-- Begin --
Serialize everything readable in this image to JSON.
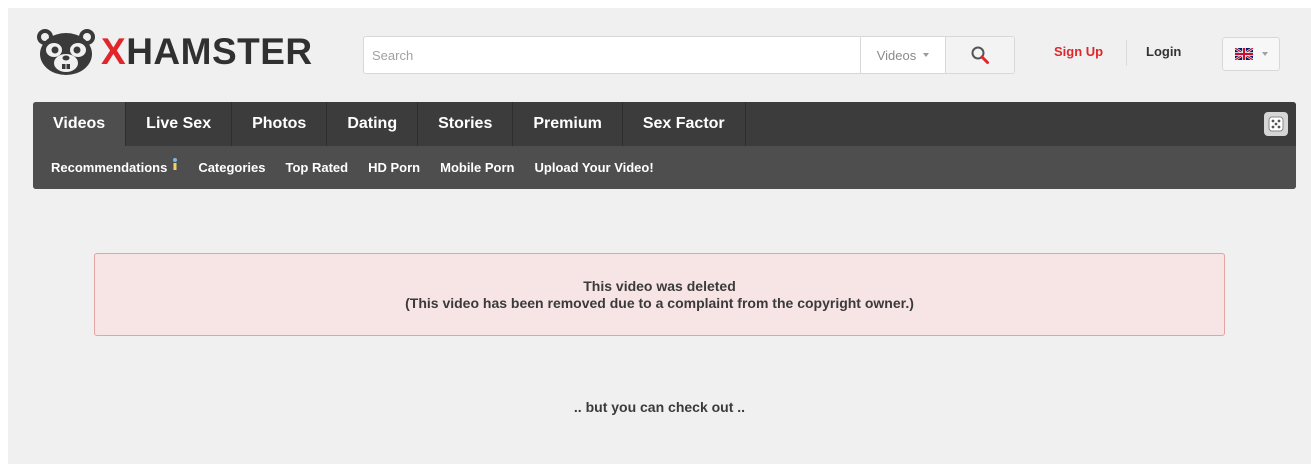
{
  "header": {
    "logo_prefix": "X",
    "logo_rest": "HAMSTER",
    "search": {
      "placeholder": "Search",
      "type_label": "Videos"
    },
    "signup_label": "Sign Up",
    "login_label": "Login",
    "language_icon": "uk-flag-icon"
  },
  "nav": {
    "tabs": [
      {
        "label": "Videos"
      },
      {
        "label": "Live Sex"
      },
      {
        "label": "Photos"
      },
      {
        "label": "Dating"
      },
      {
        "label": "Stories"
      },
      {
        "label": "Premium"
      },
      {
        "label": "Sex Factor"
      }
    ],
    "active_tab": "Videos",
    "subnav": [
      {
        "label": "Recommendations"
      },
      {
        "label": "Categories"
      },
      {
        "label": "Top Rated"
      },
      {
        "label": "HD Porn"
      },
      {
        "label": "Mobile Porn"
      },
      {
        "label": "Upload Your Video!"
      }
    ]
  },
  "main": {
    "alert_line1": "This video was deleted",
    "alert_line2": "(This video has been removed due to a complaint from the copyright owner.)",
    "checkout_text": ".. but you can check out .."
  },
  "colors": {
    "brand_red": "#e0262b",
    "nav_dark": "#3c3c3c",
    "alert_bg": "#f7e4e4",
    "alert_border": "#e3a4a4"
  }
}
-- End --
-- Begin --
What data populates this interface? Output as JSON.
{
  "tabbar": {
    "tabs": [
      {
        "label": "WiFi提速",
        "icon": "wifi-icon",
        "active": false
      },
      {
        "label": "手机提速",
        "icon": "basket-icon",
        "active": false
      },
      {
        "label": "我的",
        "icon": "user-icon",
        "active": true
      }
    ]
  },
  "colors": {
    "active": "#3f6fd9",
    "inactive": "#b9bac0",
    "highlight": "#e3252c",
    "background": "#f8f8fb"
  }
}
-- End --
-- Begin --
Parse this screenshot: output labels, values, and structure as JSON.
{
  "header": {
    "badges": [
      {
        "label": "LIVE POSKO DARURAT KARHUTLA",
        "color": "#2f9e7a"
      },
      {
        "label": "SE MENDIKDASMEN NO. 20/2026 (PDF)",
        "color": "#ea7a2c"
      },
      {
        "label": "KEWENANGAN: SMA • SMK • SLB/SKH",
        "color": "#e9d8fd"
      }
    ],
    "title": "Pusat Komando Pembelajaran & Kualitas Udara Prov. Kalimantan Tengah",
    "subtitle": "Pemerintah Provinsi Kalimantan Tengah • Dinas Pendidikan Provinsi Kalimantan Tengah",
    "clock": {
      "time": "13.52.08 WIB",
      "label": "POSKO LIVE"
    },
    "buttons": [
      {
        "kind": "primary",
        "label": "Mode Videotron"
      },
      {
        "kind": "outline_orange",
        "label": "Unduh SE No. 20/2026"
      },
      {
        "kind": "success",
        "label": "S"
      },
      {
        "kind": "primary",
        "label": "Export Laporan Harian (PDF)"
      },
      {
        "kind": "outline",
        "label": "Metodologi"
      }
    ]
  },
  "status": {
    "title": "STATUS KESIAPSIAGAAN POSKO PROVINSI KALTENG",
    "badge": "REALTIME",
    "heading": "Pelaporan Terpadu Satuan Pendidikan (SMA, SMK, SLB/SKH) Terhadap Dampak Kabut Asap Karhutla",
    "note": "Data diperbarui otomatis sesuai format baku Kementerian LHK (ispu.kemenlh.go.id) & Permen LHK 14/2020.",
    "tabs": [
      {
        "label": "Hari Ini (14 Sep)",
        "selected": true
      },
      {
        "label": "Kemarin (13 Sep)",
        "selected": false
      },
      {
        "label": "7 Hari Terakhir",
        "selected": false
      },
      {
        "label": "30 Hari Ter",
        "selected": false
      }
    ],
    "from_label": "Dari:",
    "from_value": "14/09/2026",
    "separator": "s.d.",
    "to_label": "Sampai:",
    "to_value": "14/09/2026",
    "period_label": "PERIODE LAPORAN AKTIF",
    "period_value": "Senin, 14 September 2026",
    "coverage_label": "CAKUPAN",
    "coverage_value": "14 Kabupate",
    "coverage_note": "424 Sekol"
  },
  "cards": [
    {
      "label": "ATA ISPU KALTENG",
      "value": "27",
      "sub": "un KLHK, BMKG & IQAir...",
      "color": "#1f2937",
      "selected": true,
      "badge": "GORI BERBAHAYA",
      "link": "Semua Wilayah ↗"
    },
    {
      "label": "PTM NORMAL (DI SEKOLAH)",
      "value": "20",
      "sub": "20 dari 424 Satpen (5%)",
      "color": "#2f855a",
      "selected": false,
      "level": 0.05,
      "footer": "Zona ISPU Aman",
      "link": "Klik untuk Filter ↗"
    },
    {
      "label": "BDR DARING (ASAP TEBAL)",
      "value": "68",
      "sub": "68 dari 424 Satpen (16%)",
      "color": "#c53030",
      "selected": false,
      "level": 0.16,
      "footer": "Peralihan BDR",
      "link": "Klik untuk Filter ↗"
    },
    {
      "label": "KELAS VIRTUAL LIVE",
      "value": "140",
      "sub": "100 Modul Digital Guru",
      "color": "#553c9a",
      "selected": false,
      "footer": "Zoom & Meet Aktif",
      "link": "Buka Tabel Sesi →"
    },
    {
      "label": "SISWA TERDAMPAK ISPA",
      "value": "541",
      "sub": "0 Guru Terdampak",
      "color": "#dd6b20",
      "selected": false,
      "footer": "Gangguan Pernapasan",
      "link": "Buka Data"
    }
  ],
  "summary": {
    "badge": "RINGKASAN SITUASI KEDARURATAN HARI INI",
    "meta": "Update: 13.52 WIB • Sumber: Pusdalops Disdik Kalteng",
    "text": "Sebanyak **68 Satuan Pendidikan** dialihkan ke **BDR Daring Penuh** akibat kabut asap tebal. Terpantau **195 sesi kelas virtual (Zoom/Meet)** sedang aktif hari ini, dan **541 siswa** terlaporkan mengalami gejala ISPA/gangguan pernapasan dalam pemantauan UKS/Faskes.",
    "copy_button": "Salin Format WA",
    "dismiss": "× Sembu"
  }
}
-- End --
> **EXERCISE TASK**
Using the records given above, list every line that includes the word "POSKO".

> **ANSWER TO THIS PROBLEM**
        "label": "LIVE POSKO DARURAT KARHUTLA",
      "label": "POSKO LIVE"
    "title": "STATUS KESIAPSIAGAAN POSKO PROVINSI KALTENG",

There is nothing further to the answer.